#### Given request:
Reproduce all of the data exactly.

#### Records from a collection of figures:
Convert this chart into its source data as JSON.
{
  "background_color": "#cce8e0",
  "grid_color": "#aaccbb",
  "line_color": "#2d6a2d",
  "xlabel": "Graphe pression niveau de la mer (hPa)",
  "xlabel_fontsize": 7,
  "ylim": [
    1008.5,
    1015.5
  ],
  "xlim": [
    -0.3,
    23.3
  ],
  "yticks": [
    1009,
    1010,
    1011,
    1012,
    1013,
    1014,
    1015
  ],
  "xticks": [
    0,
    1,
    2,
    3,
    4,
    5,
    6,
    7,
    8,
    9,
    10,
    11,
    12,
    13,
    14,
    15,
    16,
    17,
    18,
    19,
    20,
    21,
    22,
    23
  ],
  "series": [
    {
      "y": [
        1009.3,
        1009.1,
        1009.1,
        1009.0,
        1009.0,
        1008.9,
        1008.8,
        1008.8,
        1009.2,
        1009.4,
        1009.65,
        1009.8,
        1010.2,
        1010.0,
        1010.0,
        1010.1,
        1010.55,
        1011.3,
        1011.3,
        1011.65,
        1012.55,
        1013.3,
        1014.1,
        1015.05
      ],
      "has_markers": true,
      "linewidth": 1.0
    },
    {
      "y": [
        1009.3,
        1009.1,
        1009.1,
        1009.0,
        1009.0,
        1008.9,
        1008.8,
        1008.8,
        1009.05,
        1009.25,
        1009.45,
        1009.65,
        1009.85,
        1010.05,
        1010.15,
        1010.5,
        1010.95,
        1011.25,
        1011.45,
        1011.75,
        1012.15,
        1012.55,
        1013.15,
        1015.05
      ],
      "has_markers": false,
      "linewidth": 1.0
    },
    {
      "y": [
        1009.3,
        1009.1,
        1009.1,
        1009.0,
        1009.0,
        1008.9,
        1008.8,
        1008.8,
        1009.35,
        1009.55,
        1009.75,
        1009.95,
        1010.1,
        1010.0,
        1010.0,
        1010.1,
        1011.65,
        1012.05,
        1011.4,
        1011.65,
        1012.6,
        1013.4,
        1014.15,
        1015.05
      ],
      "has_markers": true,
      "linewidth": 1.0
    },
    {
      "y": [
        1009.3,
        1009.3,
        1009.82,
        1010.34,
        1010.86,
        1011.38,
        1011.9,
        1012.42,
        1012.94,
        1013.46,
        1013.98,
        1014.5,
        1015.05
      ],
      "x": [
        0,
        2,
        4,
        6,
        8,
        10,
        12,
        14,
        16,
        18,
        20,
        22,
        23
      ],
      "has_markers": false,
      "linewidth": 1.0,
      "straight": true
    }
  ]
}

#### Worked answer:
Convert this chart into its source data as JSON.
{
  "background_color": "#cce8e0",
  "grid_color": "#aaccbb",
  "line_color": "#2d6a2d",
  "xlabel": "Graphe pression niveau de la mer (hPa)",
  "xlabel_fontsize": 7,
  "ylim": [
    1008.5,
    1015.5
  ],
  "xlim": [
    -0.3,
    23.3
  ],
  "yticks": [
    1009,
    1010,
    1011,
    1012,
    1013,
    1014,
    1015
  ],
  "xticks": [
    0,
    1,
    2,
    3,
    4,
    5,
    6,
    7,
    8,
    9,
    10,
    11,
    12,
    13,
    14,
    15,
    16,
    17,
    18,
    19,
    20,
    21,
    22,
    23
  ],
  "series": [
    {
      "y": [
        1009.3,
        1009.1,
        1009.1,
        1009.0,
        1009.0,
        1008.9,
        1008.8,
        1008.8,
        1009.2,
        1009.4,
        1009.65,
        1009.8,
        1010.2,
        1010.0,
        1010.0,
        1010.1,
        1010.55,
        1011.3,
        1011.3,
        1011.65,
        1012.55,
        1013.3,
        1014.1,
        1015.05
      ],
      "has_markers": true,
      "linewidth": 1.0
    },
    {
      "y": [
        1009.3,
        1009.1,
        1009.1,
        1009.0,
        1009.0,
        1008.9,
        1008.8,
        1008.8,
        1009.05,
        1009.25,
        1009.45,
        1009.65,
        1009.85,
        1010.05,
        1010.15,
        1010.5,
        1010.95,
        1011.25,
        1011.45,
        1011.75,
        1012.15,
        1012.55,
        1013.15,
        1015.05
      ],
      "has_markers": false,
      "linewidth": 1.0
    },
    {
      "y": [
        1009.3,
        1009.1,
        1009.1,
        1009.0,
        1009.0,
        1008.9,
        1008.8,
        1008.8,
        1009.35,
        1009.55,
        1009.75,
        1009.95,
        1010.1,
        1010.0,
        1010.0,
        1010.1,
        1011.65,
        1012.05,
        1011.4,
        1011.65,
        1012.6,
        1013.4,
        1014.15,
        1015.05
      ],
      "has_markers": true,
      "linewidth": 1.0
    },
    {
      "y": [
        1009.3,
        1009.3,
        1009.82,
        1010.34,
        1010.86,
        1011.38,
        1011.9,
        1012.42,
        1012.94,
        1013.46,
        1013.98,
        1014.5,
        1015.05
      ],
      "x": [
        0,
        2,
        4,
        6,
        8,
        10,
        12,
        14,
        16,
        18,
        20,
        22,
        23
      ],
      "has_markers": false,
      "linewidth": 1.0,
      "straight": true
    }
  ]
}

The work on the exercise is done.